** begin **

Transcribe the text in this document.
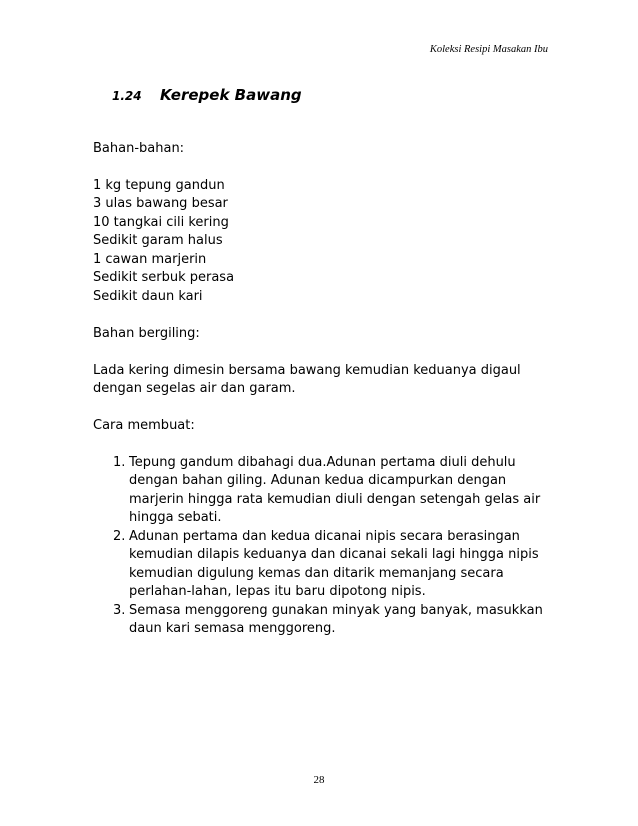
Koleksi Resipi Masakan Ibu
1.24	Kerepek Bawang

Bahan-bahan:

1 kg tepung gandun
3 ulas bawang besar
10 tangkai cili kering
Sedikit garam halus
1 cawan marjerin
Sedikit serbuk perasa
Sedikit daun kari

Bahan bergiling:

Lada kering dimesin bersama bawang kemudian keduanya digaul
dengan segelas air dan garam.

Cara membuat:

1. Tepung gandum dibahagi dua.Adunan pertama diuli dehulu
dengan bahan giling. Adunan kedua dicampurkan dengan
marjerin hingga rata kemudian diuli dengan setengah gelas air
hingga sebati.
2. Adunan pertama dan kedua dicanai nipis secara berasingan
kemudian dilapis keduanya dan dicanai sekali lagi hingga nipis
kemudian digulung kemas dan ditarik memanjang secara
perlahan-lahan, lepas itu baru dipotong nipis.
3. Semasa menggoreng gunakan minyak yang banyak, masukkan
daun kari semasa menggoreng.
28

** end **

» GIVEN PROBLEM
Out of the preceding entries, pull every line containing the string "Sedikit".

» SOLVED PROBLEM
Sedikit garam halus
Sedikit serbuk perasa
Sedikit daun kari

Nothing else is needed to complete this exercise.